(Records from a collection of figures)
* Start *

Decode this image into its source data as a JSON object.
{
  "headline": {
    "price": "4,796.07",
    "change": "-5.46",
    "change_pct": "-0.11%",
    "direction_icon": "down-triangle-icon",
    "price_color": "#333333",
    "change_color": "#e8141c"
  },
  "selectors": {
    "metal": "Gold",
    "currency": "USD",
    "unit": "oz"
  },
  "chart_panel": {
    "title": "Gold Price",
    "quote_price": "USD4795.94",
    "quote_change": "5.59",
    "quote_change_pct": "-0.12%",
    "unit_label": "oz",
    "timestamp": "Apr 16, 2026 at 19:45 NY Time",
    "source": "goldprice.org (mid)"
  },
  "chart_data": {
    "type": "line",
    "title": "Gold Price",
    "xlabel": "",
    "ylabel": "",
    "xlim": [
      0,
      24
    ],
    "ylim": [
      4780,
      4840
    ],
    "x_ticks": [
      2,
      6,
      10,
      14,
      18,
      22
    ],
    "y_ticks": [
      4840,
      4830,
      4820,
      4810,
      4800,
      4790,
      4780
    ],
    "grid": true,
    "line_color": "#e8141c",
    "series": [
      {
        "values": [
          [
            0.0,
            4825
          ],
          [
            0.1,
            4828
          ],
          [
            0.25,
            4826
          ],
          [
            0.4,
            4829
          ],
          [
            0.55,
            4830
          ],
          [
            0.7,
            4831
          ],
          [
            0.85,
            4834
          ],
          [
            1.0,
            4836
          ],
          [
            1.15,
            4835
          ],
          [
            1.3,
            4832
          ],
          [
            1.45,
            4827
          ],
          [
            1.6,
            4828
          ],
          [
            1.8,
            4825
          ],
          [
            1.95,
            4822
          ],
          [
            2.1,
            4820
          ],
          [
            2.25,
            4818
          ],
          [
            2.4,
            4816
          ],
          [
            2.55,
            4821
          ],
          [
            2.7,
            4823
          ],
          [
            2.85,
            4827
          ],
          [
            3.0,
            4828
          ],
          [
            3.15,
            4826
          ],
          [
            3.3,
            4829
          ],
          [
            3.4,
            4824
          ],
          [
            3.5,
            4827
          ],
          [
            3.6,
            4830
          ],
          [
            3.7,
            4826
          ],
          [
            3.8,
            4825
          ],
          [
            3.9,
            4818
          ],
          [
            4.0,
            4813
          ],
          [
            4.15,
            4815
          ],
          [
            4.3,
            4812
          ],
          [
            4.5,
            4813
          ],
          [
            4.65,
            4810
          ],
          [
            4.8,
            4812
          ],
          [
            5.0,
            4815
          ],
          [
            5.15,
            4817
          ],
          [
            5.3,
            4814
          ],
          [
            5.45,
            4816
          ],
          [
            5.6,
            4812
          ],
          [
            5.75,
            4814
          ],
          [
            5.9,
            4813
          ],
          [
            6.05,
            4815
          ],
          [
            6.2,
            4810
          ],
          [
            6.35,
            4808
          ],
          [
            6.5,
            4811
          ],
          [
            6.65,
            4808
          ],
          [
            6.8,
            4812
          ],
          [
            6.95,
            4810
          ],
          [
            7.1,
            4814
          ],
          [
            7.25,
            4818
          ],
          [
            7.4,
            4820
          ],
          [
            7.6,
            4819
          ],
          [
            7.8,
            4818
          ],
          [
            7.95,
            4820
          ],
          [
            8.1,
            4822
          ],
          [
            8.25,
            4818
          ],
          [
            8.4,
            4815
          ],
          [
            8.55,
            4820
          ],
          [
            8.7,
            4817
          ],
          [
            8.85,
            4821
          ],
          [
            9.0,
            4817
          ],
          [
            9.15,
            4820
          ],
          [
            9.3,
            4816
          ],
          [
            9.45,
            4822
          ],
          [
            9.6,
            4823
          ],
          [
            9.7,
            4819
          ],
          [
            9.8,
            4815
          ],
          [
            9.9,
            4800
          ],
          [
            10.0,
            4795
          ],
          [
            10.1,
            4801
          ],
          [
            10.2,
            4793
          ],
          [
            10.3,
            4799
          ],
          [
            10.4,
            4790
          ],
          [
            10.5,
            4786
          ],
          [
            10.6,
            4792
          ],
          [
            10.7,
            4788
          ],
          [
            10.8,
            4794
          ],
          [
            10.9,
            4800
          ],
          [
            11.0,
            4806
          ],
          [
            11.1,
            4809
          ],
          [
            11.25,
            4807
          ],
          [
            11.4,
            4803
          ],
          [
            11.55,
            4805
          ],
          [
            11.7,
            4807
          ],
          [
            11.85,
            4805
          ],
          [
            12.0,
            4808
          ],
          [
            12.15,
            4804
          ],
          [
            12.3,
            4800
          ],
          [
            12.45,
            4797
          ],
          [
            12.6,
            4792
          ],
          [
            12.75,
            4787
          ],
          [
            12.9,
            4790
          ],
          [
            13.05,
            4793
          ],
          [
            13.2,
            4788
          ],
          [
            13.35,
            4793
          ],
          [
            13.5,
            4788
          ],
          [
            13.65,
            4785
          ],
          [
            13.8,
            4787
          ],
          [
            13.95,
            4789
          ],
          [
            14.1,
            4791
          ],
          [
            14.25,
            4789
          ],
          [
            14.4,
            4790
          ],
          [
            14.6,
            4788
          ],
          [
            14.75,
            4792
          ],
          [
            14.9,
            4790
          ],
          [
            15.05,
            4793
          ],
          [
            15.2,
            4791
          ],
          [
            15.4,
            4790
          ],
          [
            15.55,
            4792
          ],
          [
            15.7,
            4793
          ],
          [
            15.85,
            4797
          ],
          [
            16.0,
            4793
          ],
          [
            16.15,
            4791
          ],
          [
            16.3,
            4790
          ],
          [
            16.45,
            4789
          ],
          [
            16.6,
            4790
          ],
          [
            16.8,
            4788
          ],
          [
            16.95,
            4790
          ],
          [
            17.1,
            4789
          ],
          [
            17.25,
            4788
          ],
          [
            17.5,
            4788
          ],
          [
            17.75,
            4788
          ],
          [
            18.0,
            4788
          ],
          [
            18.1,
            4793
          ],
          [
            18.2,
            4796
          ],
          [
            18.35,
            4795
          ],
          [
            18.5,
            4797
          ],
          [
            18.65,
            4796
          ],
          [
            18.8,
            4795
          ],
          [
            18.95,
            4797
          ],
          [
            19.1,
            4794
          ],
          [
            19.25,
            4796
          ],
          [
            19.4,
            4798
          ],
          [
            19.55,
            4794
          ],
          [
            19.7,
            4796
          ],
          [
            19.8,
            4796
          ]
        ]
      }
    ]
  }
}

* End *

Written problem
Repeat the records above exactly.

Output
Decode this image into its source data as a JSON object.
{
  "headline": {
    "price": "4,796.07",
    "change": "-5.46",
    "change_pct": "-0.11%",
    "direction_icon": "down-triangle-icon",
    "price_color": "#333333",
    "change_color": "#e8141c"
  },
  "selectors": {
    "metal": "Gold",
    "currency": "USD",
    "unit": "oz"
  },
  "chart_panel": {
    "title": "Gold Price",
    "quote_price": "USD4795.94",
    "quote_change": "5.59",
    "quote_change_pct": "-0.12%",
    "unit_label": "oz",
    "timestamp": "Apr 16, 2026 at 19:45 NY Time",
    "source": "goldprice.org (mid)"
  },
  "chart_data": {
    "type": "line",
    "title": "Gold Price",
    "xlabel": "",
    "ylabel": "",
    "xlim": [
      0,
      24
    ],
    "ylim": [
      4780,
      4840
    ],
    "x_ticks": [
      2,
      6,
      10,
      14,
      18,
      22
    ],
    "y_ticks": [
      4840,
      4830,
      4820,
      4810,
      4800,
      4790,
      4780
    ],
    "grid": true,
    "line_color": "#e8141c",
    "series": [
      {
        "values": [
          [
            0.0,
            4825
          ],
          [
            0.1,
            4828
          ],
          [
            0.25,
            4826
          ],
          [
            0.4,
            4829
          ],
          [
            0.55,
            4830
          ],
          [
            0.7,
            4831
          ],
          [
            0.85,
            4834
          ],
          [
            1.0,
            4836
          ],
          [
            1.15,
            4835
          ],
          [
            1.3,
            4832
          ],
          [
            1.45,
            4827
          ],
          [
            1.6,
            4828
          ],
          [
            1.8,
            4825
          ],
          [
            1.95,
            4822
          ],
          [
            2.1,
            4820
          ],
          [
            2.25,
            4818
          ],
          [
            2.4,
            4816
          ],
          [
            2.55,
            4821
          ],
          [
            2.7,
            4823
          ],
          [
            2.85,
            4827
          ],
          [
            3.0,
            4828
          ],
          [
            3.15,
            4826
          ],
          [
            3.3,
            4829
          ],
          [
            3.4,
            4824
          ],
          [
            3.5,
            4827
          ],
          [
            3.6,
            4830
          ],
          [
            3.7,
            4826
          ],
          [
            3.8,
            4825
          ],
          [
            3.9,
            4818
          ],
          [
            4.0,
            4813
          ],
          [
            4.15,
            4815
          ],
          [
            4.3,
            4812
          ],
          [
            4.5,
            4813
          ],
          [
            4.65,
            4810
          ],
          [
            4.8,
            4812
          ],
          [
            5.0,
            4815
          ],
          [
            5.15,
            4817
          ],
          [
            5.3,
            4814
          ],
          [
            5.45,
            4816
          ],
          [
            5.6,
            4812
          ],
          [
            5.75,
            4814
          ],
          [
            5.9,
            4813
          ],
          [
            6.05,
            4815
          ],
          [
            6.2,
            4810
          ],
          [
            6.35,
            4808
          ],
          [
            6.5,
            4811
          ],
          [
            6.65,
            4808
          ],
          [
            6.8,
            4812
          ],
          [
            6.95,
            4810
          ],
          [
            7.1,
            4814
          ],
          [
            7.25,
            4818
          ],
          [
            7.4,
            4820
          ],
          [
            7.6,
            4819
          ],
          [
            7.8,
            4818
          ],
          [
            7.95,
            4820
          ],
          [
            8.1,
            4822
          ],
          [
            8.25,
            4818
          ],
          [
            8.4,
            4815
          ],
          [
            8.55,
            4820
          ],
          [
            8.7,
            4817
          ],
          [
            8.85,
            4821
          ],
          [
            9.0,
            4817
          ],
          [
            9.15,
            4820
          ],
          [
            9.3,
            4816
          ],
          [
            9.45,
            4822
          ],
          [
            9.6,
            4823
          ],
          [
            9.7,
            4819
          ],
          [
            9.8,
            4815
          ],
          [
            9.9,
            4800
          ],
          [
            10.0,
            4795
          ],
          [
            10.1,
            4801
          ],
          [
            10.2,
            4793
          ],
          [
            10.3,
            4799
          ],
          [
            10.4,
            4790
          ],
          [
            10.5,
            4786
          ],
          [
            10.6,
            4792
          ],
          [
            10.7,
            4788
          ],
          [
            10.8,
            4794
          ],
          [
            10.9,
            4800
          ],
          [
            11.0,
            4806
          ],
          [
            11.1,
            4809
          ],
          [
            11.25,
            4807
          ],
          [
            11.4,
            4803
          ],
          [
            11.55,
            4805
          ],
          [
            11.7,
            4807
          ],
          [
            11.85,
            4805
          ],
          [
            12.0,
            4808
          ],
          [
            12.15,
            4804
          ],
          [
            12.3,
            4800
          ],
          [
            12.45,
            4797
          ],
          [
            12.6,
            4792
          ],
          [
            12.75,
            4787
          ],
          [
            12.9,
            4790
          ],
          [
            13.05,
            4793
          ],
          [
            13.2,
            4788
          ],
          [
            13.35,
            4793
          ],
          [
            13.5,
            4788
          ],
          [
            13.65,
            4785
          ],
          [
            13.8,
            4787
          ],
          [
            13.95,
            4789
          ],
          [
            14.1,
            4791
          ],
          [
            14.25,
            4789
          ],
          [
            14.4,
            4790
          ],
          [
            14.6,
            4788
          ],
          [
            14.75,
            4792
          ],
          [
            14.9,
            4790
          ],
          [
            15.05,
            4793
          ],
          [
            15.2,
            4791
          ],
          [
            15.4,
            4790
          ],
          [
            15.55,
            4792
          ],
          [
            15.7,
            4793
          ],
          [
            15.85,
            4797
          ],
          [
            16.0,
            4793
          ],
          [
            16.15,
            4791
          ],
          [
            16.3,
            4790
          ],
          [
            16.45,
            4789
          ],
          [
            16.6,
            4790
          ],
          [
            16.8,
            4788
          ],
          [
            16.95,
            4790
          ],
          [
            17.1,
            4789
          ],
          [
            17.25,
            4788
          ],
          [
            17.5,
            4788
          ],
          [
            17.75,
            4788
          ],
          [
            18.0,
            4788
          ],
          [
            18.1,
            4793
          ],
          [
            18.2,
            4796
          ],
          [
            18.35,
            4795
          ],
          [
            18.5,
            4797
          ],
          [
            18.65,
            4796
          ],
          [
            18.8,
            4795
          ],
          [
            18.95,
            4797
          ],
          [
            19.1,
            4794
          ],
          [
            19.25,
            4796
          ],
          [
            19.4,
            4798
          ],
          [
            19.55,
            4794
          ],
          [
            19.7,
            4796
          ],
          [
            19.8,
            4796
          ]
        ]
      }
    ]
  }
}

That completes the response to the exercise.